Collection entries
"""
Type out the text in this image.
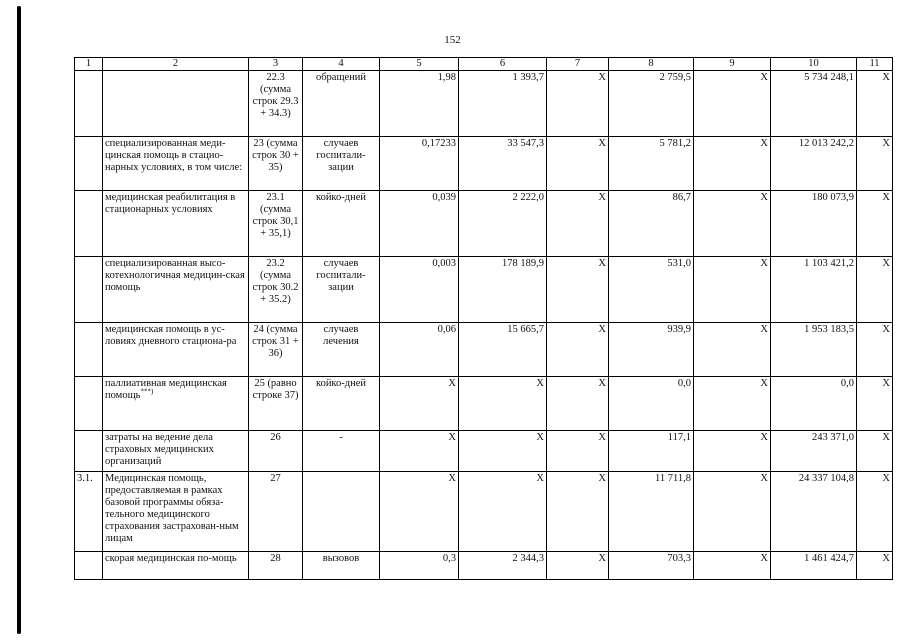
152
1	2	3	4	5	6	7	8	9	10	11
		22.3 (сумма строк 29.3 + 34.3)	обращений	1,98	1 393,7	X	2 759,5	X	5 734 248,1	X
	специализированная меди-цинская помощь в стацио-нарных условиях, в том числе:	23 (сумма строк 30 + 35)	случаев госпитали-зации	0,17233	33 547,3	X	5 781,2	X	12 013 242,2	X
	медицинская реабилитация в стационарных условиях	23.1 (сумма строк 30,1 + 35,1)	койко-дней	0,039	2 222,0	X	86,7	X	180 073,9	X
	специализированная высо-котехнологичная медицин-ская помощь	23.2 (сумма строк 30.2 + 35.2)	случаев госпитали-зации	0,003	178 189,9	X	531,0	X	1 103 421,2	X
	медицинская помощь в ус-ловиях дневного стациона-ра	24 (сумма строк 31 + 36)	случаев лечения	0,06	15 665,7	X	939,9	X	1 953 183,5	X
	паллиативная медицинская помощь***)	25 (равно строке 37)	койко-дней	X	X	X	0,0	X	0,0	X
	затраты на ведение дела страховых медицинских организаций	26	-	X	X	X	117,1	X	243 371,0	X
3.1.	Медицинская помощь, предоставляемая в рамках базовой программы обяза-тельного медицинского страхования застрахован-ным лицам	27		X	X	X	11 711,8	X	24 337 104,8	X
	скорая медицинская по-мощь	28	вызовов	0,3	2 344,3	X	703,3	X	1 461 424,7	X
"""
"""
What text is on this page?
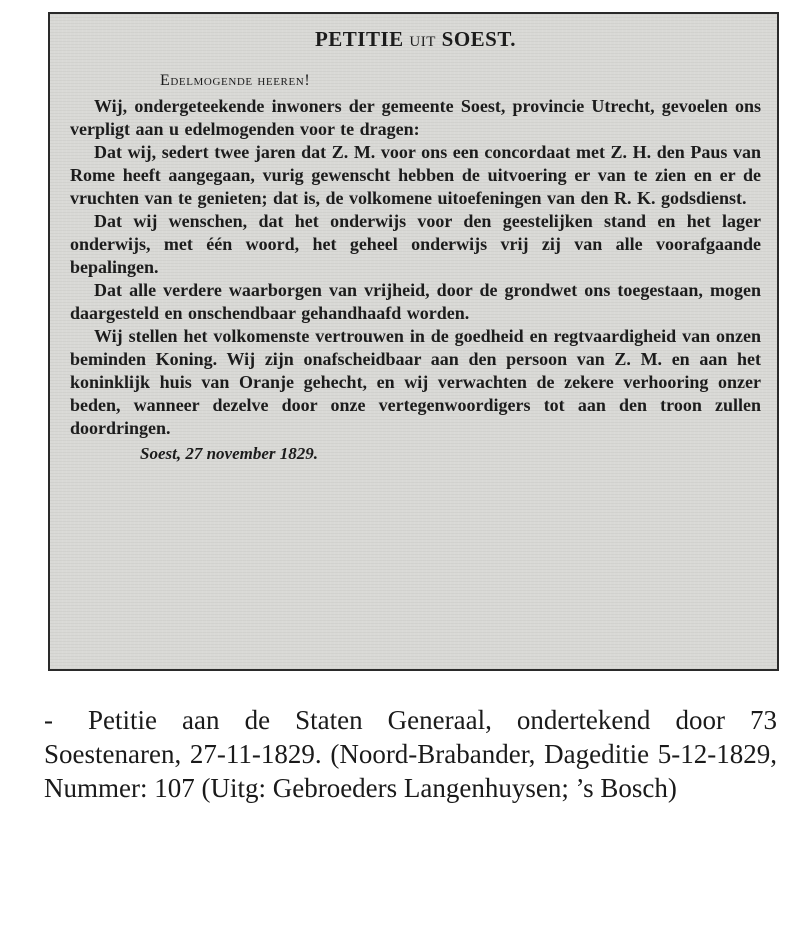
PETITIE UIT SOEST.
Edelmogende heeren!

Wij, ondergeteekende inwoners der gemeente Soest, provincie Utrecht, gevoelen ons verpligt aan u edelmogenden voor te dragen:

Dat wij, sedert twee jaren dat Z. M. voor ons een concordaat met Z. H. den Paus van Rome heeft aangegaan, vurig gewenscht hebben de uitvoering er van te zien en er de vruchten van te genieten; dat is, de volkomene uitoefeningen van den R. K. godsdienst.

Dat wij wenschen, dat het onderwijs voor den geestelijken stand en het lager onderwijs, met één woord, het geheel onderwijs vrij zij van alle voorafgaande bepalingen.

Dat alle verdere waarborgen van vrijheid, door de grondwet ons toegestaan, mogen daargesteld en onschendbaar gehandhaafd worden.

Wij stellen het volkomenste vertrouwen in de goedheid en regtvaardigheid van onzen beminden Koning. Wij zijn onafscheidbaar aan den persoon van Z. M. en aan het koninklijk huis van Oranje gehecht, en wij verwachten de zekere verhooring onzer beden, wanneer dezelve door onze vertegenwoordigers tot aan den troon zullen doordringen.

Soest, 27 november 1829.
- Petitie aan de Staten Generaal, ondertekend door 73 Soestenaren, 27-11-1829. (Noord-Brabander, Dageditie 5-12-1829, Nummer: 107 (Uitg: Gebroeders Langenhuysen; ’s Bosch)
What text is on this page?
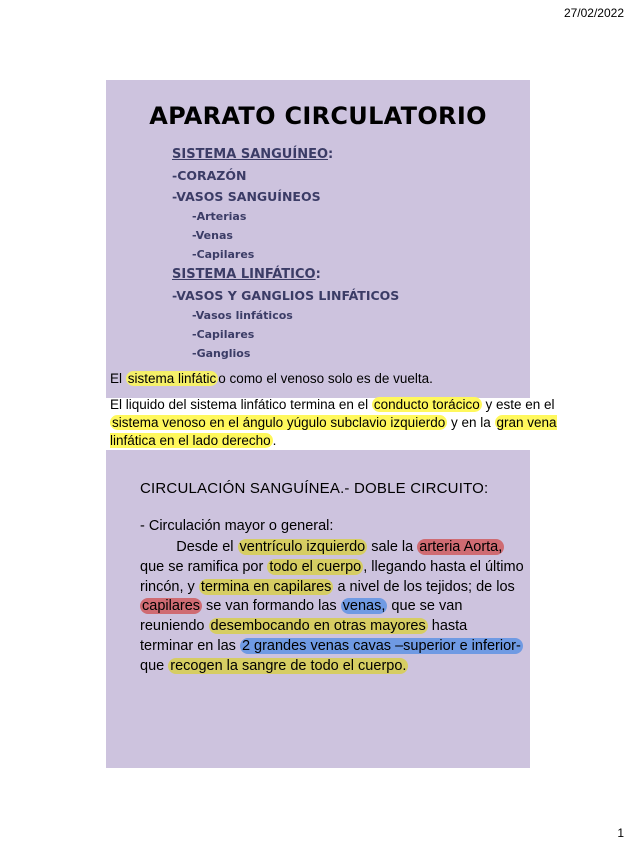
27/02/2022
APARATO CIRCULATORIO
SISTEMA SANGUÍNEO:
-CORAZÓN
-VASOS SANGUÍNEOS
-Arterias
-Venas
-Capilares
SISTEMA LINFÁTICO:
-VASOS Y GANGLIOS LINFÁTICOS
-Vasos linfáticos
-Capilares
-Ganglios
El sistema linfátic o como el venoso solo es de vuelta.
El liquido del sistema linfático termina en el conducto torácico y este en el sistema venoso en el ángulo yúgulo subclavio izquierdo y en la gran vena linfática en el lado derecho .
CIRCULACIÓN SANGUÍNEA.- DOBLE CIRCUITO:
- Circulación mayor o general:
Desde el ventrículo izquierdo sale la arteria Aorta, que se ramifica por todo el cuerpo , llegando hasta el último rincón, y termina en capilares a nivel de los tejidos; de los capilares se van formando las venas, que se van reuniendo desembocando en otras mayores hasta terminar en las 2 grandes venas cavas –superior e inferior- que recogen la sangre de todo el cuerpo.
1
"""
"""
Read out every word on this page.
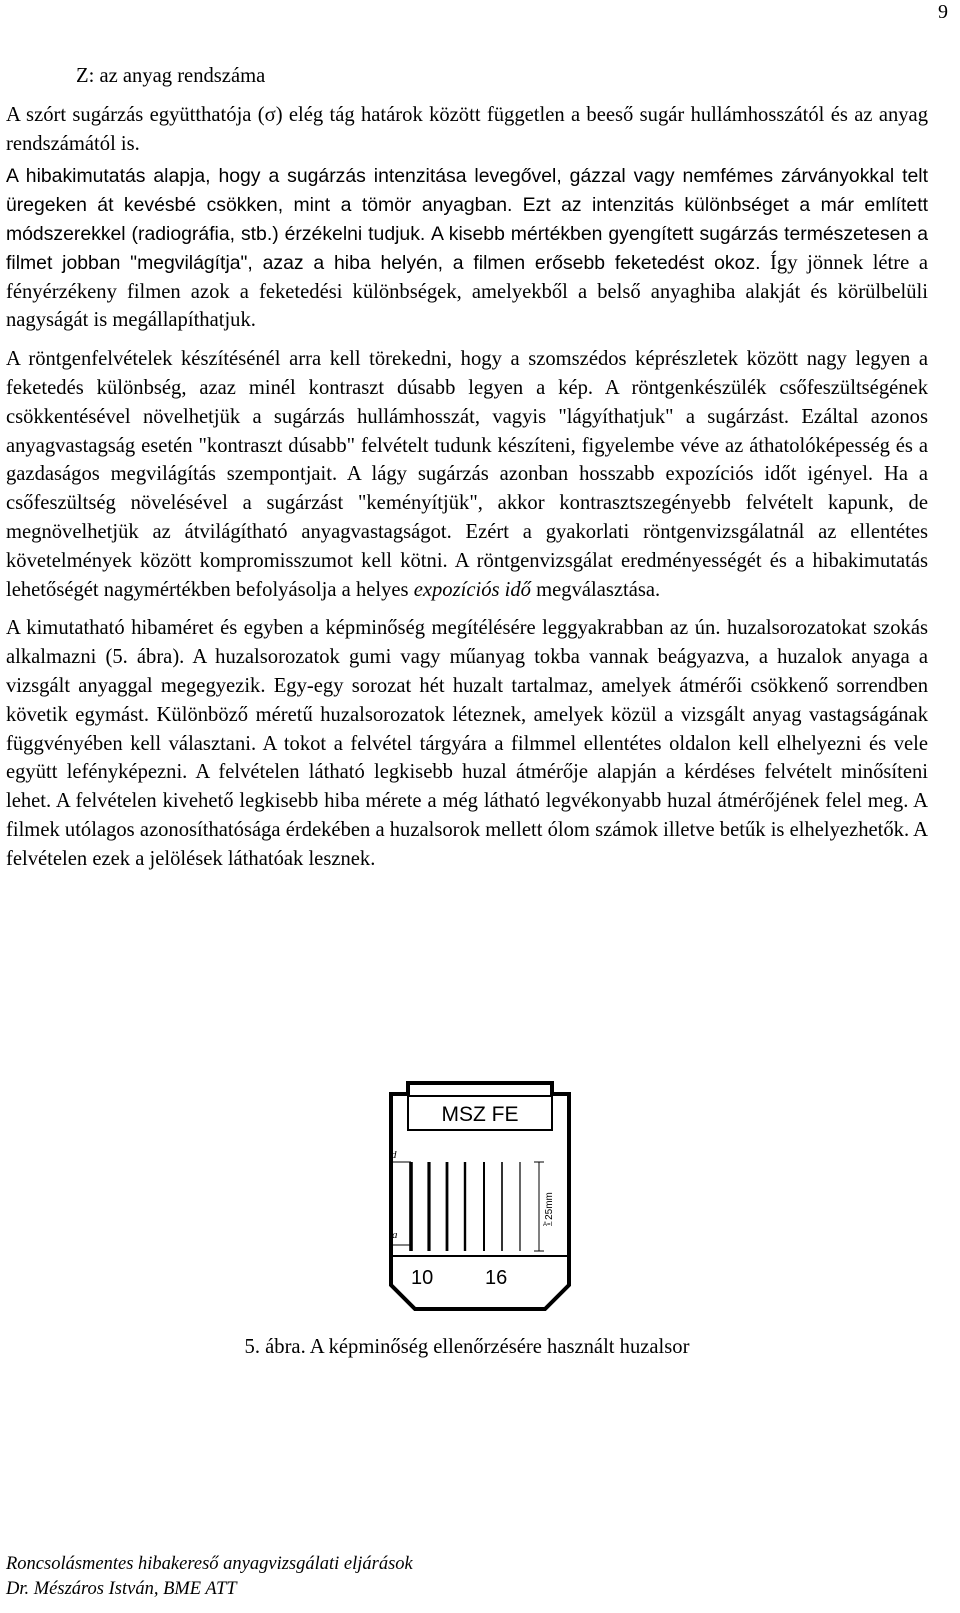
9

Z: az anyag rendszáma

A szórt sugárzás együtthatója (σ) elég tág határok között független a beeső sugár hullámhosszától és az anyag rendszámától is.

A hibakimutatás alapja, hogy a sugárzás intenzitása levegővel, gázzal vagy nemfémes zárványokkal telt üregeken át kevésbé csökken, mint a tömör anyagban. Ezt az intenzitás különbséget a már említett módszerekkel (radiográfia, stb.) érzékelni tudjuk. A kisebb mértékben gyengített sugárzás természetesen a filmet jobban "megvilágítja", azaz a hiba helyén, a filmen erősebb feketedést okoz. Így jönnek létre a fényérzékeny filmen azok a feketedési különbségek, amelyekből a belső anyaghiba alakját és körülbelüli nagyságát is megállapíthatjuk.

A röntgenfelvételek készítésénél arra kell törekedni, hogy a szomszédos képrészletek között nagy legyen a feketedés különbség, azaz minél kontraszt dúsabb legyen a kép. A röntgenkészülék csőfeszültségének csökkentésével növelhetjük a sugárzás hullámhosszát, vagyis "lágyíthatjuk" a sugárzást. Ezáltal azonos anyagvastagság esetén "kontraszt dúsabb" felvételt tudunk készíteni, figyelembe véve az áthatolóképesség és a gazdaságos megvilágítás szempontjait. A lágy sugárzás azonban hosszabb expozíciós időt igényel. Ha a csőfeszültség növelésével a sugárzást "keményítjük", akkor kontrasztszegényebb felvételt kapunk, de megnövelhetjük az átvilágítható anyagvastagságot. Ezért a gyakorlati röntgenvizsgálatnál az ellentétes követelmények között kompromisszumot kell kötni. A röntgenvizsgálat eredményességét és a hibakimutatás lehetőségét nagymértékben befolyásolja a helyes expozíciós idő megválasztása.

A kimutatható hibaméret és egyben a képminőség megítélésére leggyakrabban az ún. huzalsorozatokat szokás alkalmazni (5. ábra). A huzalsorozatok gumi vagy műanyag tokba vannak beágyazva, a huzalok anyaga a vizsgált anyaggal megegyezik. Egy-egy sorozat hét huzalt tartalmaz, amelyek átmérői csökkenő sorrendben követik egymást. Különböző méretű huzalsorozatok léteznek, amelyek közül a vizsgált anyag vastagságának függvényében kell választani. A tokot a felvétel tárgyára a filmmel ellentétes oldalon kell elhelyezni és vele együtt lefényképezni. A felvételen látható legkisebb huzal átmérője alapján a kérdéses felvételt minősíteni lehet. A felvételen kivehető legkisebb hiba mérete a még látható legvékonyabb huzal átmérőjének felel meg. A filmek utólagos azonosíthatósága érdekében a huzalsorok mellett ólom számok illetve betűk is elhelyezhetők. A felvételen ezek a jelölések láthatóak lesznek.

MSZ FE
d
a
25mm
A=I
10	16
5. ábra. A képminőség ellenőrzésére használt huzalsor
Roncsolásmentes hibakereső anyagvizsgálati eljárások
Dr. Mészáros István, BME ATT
"""
> **EXERCISE TASK**: Report every line in the data above in which the word "hibakimutatás" appears.

> **THE RESULT**:
A hibakimutatás alapja, hogy a sugárzás intenzitása levegővel, gázzal vagy nemfémes zárványokkal telt üregeken át kevésbé csökken, mint a tömör anyagban. Ezt az intenzitás különbséget a már említett módszerekkel (radiográfia, stb.) érzékelni tudjuk. A kisebb mértékben gyengített sugárzás természetesen a filmet jobban "megvilágítja", azaz a hiba helyén, a filmen erősebb feketedést okoz. Így jönnek létre a fényérzékeny filmen azok a feketedési különbségek, amelyekből a belső anyaghiba alakját és körülbelüli nagyságát is megállapíthatjuk.
A röntgenfelvételek készítésénél arra kell törekedni, hogy a szomszédos képrészletek között nagy legyen a feketedés különbség, azaz minél kontraszt dúsabb legyen a kép. A röntgenkészülék csőfeszültségének csökkentésével növelhetjük a sugárzás hullámhosszát, vagyis "lágyíthatjuk" a sugárzást. Ezáltal azonos anyagvastagság esetén "kontraszt dúsabb" felvételt tudunk készíteni, figyelembe véve az áthatolóképesség és a gazdaságos megvilágítás szempontjait. A lágy sugárzás azonban hosszabb expozíciós időt igényel. Ha a csőfeszültség növelésével a sugárzást "keményítjük", akkor kontrasztszegényebb felvételt kapunk, de megnövelhetjük az átvilágítható anyagvastagságot. Ezért a gyakorlati röntgenvizsgálatnál az ellentétes követelmények között kompromisszumot kell kötni. A röntgenvizsgálat eredményességét és a hibakimutatás lehetőségét nagymértékben befolyásolja a helyes expozíciós idő megválasztása.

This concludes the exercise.